Records provided:
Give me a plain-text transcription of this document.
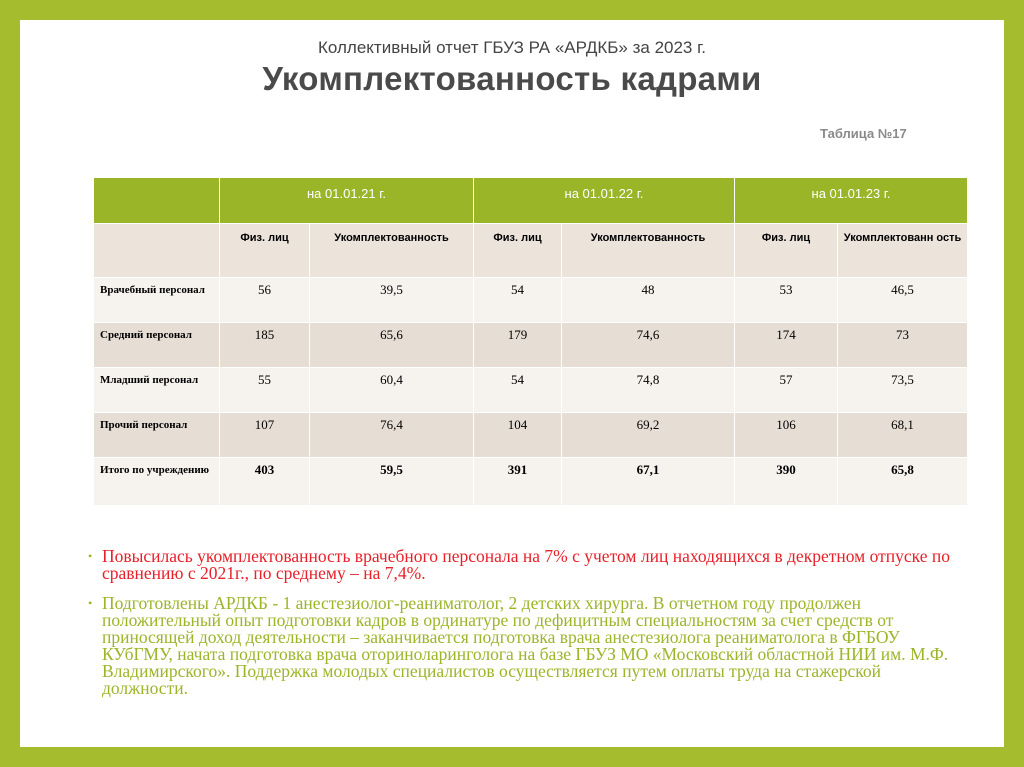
Коллективный отчет ГБУЗ РА «АРДКБ» за 2023 г.
Укомплектованность кадрами
Таблица №17
	на 01.01.21 г.		на 01.01.22 г.		на 01.01.23 г.	
	Физ. лиц	Укомплектованность	Физ. лиц	Укомплектованность	Физ. лиц	Укомплектованн ость
Врачебный персонал	56	39,5	54	48	53	46,5
Средний персонал	185	65,6	179	74,6	174	73
Младший персонал	55	60,4	54	74,8	57	73,5
Прочий персонал	107	76,4	104	69,2	106	68,1
Итого по учреждению	403	59,5	391	67,1	390	65,8
• Повысилась укомплектованность врачебного персонала на 7% с учетом лиц находящихся в декретном отпуске по сравнению с 2021г., по среднему – на 7,4%.
• Подготовлены АРДКБ - 1 анестезиолог-реаниматолог, 2 детских хирурга. В отчетном году продолжен положительный опыт подготовки кадров в ординатуре по дефицитным специальностям за счет средств от приносящей доход деятельности – заканчивается подготовка врача анестезиолога реаниматолога в ФГБОУ КУбГМУ, начата подготовка врача оториноларинголога на базе ГБУЗ МО «Московский областной НИИ им. М.Ф. Владимирского». Поддержка молодых специалистов осуществляется путем оплаты труда на стажерской должности.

Objective: Give back the whole listing as it stands, minus its pictures.

Solution to the exercise:
Give me a plain-text transcription of this document.
Коллективный отчет ГБУЗ РА «АРДКБ» за 2023 г.
Укомплектованность кадрами
Таблица №17
	на 01.01.21 г.		на 01.01.22 г.		на 01.01.23 г.	
	Физ. лиц	Укомплектованность	Физ. лиц	Укомплектованность	Физ. лиц	Укомплектованн ость
Врачебный персонал	56	39,5	54	48	53	46,5
Средний персонал	185	65,6	179	74,6	174	73
Младший персонал	55	60,4	54	74,8	57	73,5
Прочий персонал	107	76,4	104	69,2	106	68,1
Итого по учреждению	403	59,5	391	67,1	390	65,8
• Повысилась укомплектованность врачебного персонала на 7% с учетом лиц находящихся в декретном отпуске по сравнению с 2021г., по среднему – на 7,4%.
• Подготовлены АРДКБ - 1 анестезиолог-реаниматолог, 2 детских хирурга. В отчетном году продолжен положительный опыт подготовки кадров в ординатуре по дефицитным специальностям за счет средств от приносящей доход деятельности – заканчивается подготовка врача анестезиолога реаниматолога в ФГБОУ КУбГМУ, начата подготовка врача оториноларинголога на базе ГБУЗ МО «Московский областной НИИ им. М.Ф. Владимирского». Поддержка молодых специалистов осуществляется путем оплаты труда на стажерской должности.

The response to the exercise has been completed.